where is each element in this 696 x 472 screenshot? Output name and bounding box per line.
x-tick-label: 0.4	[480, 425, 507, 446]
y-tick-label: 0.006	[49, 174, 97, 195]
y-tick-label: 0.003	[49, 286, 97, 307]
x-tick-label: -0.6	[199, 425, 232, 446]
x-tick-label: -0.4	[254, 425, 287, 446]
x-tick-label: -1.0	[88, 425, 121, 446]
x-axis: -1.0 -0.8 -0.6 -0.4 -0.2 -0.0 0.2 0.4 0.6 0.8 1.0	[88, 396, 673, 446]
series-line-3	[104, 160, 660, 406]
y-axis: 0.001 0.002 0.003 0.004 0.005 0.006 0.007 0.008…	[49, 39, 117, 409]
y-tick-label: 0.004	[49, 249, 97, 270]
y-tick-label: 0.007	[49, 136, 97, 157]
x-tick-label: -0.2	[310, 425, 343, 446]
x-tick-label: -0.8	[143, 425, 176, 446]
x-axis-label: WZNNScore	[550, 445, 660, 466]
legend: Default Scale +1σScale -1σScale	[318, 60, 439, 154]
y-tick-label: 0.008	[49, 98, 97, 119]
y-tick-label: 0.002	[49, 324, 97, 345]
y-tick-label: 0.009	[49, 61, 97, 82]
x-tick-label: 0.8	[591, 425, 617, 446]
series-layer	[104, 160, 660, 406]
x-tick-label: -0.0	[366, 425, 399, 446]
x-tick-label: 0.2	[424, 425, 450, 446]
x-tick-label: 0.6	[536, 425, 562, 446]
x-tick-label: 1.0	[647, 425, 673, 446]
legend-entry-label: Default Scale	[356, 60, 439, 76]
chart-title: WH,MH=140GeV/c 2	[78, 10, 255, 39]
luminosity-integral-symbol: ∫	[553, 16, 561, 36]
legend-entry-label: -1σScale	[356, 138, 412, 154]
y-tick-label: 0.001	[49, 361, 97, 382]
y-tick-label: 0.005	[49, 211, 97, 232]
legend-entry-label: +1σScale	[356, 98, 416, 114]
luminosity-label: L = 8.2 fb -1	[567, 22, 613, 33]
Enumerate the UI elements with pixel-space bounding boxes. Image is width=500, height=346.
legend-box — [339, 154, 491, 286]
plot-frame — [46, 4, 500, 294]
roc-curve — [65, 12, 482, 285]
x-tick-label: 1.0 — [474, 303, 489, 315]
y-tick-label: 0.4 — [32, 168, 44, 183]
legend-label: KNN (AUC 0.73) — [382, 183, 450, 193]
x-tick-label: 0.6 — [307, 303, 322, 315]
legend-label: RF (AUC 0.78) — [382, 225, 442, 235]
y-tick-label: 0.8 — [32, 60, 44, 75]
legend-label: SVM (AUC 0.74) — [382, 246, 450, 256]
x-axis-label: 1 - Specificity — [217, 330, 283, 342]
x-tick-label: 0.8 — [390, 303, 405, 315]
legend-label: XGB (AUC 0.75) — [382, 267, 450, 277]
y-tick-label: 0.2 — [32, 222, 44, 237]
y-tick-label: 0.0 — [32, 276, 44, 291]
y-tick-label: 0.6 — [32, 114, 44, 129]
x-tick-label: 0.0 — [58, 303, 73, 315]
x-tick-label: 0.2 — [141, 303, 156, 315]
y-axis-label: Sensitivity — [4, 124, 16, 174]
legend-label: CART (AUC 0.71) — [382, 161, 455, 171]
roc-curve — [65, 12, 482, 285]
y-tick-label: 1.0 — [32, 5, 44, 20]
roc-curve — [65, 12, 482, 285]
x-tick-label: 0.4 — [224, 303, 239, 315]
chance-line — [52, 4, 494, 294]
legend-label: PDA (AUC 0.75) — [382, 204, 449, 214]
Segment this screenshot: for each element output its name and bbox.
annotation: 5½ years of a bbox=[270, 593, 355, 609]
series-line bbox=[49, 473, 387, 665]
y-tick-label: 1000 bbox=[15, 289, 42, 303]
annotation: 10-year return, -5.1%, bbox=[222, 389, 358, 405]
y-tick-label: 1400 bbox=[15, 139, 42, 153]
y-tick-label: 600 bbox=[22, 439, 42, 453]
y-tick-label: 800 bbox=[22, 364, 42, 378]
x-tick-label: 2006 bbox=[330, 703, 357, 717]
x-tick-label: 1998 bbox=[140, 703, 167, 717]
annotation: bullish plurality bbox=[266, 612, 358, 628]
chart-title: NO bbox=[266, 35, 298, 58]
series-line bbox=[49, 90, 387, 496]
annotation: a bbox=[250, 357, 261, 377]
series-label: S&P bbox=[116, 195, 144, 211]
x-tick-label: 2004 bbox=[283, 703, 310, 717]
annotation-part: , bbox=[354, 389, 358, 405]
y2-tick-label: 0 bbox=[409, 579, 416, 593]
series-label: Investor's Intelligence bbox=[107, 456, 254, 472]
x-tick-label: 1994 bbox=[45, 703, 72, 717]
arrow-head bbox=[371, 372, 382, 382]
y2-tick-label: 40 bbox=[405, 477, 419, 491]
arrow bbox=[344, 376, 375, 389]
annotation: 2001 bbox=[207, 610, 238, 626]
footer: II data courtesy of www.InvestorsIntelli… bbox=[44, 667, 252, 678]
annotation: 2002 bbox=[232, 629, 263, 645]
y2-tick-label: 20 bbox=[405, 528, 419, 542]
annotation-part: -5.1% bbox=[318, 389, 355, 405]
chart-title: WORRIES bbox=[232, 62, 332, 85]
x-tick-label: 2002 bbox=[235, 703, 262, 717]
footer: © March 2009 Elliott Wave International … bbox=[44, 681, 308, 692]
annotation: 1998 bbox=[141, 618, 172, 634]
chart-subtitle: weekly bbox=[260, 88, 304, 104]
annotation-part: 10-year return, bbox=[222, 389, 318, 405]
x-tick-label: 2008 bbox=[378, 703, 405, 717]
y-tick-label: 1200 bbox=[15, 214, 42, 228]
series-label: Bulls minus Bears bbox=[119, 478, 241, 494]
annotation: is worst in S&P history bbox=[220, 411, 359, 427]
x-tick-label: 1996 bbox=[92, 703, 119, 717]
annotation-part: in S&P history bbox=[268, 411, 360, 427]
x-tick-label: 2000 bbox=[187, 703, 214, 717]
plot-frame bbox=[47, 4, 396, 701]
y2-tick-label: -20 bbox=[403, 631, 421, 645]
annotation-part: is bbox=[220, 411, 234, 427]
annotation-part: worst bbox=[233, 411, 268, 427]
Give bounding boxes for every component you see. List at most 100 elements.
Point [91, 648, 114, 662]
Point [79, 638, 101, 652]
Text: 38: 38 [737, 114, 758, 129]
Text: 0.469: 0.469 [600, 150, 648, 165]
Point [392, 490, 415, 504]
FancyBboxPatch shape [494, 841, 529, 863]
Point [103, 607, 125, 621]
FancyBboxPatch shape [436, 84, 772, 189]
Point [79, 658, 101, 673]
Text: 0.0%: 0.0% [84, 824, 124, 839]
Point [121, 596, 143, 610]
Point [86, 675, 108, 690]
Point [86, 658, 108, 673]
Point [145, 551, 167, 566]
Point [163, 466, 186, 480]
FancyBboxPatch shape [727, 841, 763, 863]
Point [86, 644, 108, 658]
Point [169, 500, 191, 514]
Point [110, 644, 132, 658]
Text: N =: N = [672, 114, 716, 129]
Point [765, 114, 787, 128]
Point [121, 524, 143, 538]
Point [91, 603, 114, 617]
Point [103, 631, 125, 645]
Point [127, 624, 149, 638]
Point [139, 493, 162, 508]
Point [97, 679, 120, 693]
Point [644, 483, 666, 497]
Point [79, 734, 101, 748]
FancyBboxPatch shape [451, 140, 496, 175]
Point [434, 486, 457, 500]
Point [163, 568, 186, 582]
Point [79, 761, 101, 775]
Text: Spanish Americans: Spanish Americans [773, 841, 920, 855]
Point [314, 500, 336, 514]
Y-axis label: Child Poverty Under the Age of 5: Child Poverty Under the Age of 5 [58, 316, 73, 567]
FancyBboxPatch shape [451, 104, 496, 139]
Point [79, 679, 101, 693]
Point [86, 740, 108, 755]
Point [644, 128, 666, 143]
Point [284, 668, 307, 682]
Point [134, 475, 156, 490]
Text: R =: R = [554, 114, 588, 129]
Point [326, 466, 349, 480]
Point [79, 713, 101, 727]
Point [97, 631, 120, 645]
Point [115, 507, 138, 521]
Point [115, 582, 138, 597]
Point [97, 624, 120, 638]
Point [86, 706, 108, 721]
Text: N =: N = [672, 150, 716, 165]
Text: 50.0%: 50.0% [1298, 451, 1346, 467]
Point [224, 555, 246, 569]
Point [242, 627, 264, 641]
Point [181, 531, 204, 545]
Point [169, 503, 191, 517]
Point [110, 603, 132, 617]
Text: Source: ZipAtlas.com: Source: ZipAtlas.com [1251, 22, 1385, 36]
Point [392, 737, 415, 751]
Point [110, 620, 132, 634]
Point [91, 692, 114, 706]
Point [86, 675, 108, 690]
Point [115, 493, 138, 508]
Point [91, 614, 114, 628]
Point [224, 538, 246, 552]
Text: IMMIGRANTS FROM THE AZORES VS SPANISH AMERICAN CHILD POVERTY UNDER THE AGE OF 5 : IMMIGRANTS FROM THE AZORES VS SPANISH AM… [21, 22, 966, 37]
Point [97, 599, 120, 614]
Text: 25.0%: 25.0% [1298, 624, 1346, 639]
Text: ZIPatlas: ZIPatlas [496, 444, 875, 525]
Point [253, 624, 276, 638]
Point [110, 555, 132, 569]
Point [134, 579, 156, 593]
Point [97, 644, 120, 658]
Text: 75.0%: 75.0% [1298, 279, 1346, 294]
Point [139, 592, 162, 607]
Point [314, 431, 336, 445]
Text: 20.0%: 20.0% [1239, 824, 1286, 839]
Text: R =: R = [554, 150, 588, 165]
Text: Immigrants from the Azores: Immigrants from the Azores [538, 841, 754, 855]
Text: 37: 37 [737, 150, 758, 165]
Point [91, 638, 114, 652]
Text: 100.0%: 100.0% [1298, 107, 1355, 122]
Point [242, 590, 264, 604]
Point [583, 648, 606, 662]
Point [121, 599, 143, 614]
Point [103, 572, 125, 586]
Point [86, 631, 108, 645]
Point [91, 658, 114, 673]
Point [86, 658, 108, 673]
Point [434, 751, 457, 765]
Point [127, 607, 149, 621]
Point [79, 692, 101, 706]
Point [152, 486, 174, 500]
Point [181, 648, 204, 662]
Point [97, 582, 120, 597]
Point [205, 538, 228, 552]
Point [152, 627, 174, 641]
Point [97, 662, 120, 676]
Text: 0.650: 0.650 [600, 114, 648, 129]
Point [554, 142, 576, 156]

— TASK DETAILS —
Rewrite everything from the start of the material down through the line containing "425, 343, 446]", changing "x-tick-label" to "x-axis-tick" wherever it occurs and leaving the rest untouched.

— REPLY —
where is each element in this 696 x 472 screenshot? Output name and bounding box per line.
x-axis-tick: 0.4	[480, 425, 507, 446]
y-tick-label: 0.006	[49, 174, 97, 195]
y-tick-label: 0.003	[49, 286, 97, 307]
x-axis-tick: -0.6	[199, 425, 232, 446]
x-axis-tick: -0.4	[254, 425, 287, 446]
x-axis-tick: -1.0	[88, 425, 121, 446]
x-axis: -1.0 -0.8 -0.6 -0.4 -0.2 -0.0 0.2 0.4 0.6 0.8 1.0	[88, 396, 673, 446]
series-line-3	[104, 160, 660, 406]
y-axis: 0.001 0.002 0.003 0.004 0.005 0.006 0.007 0.008…	[49, 39, 117, 409]
y-tick-label: 0.004	[49, 249, 97, 270]
y-tick-label: 0.007	[49, 136, 97, 157]
x-axis-tick: -0.2	[310, 425, 343, 446]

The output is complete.